* Begin Dataset records *

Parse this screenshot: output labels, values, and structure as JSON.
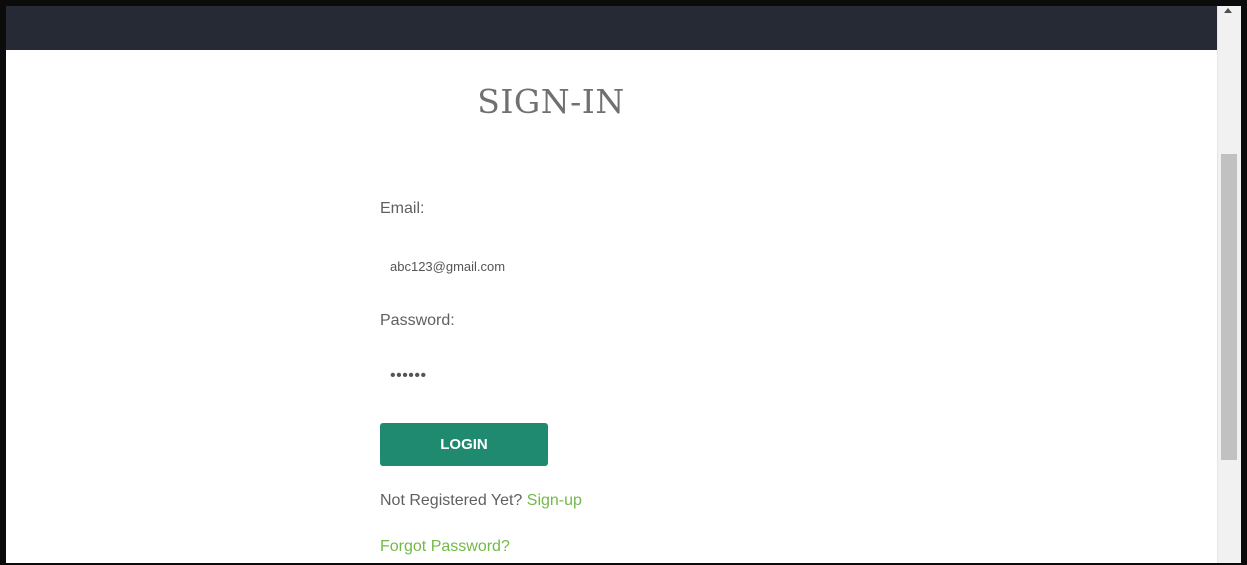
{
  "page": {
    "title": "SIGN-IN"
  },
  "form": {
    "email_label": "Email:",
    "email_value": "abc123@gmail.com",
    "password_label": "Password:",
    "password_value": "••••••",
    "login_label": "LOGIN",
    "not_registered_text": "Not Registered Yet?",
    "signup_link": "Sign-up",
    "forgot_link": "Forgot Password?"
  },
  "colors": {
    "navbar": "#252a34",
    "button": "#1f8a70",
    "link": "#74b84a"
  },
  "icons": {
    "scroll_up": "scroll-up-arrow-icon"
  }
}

* End Dataset records *

**Written exercise**
Write the records above out again exactly, with no pictures in your copy.

**Solution**
Parse this screenshot: output labels, values, and structure as JSON.
{
  "page": {
    "title": "SIGN-IN"
  },
  "form": {
    "email_label": "Email:",
    "email_value": "abc123@gmail.com",
    "password_label": "Password:",
    "password_value": "••••••",
    "login_label": "LOGIN",
    "not_registered_text": "Not Registered Yet?",
    "signup_link": "Sign-up",
    "forgot_link": "Forgot Password?"
  },
  "colors": {
    "navbar": "#252a34",
    "button": "#1f8a70",
    "link": "#74b84a"
  },
  "icons": {
    "scroll_up": "scroll-up-arrow-icon"
  }
}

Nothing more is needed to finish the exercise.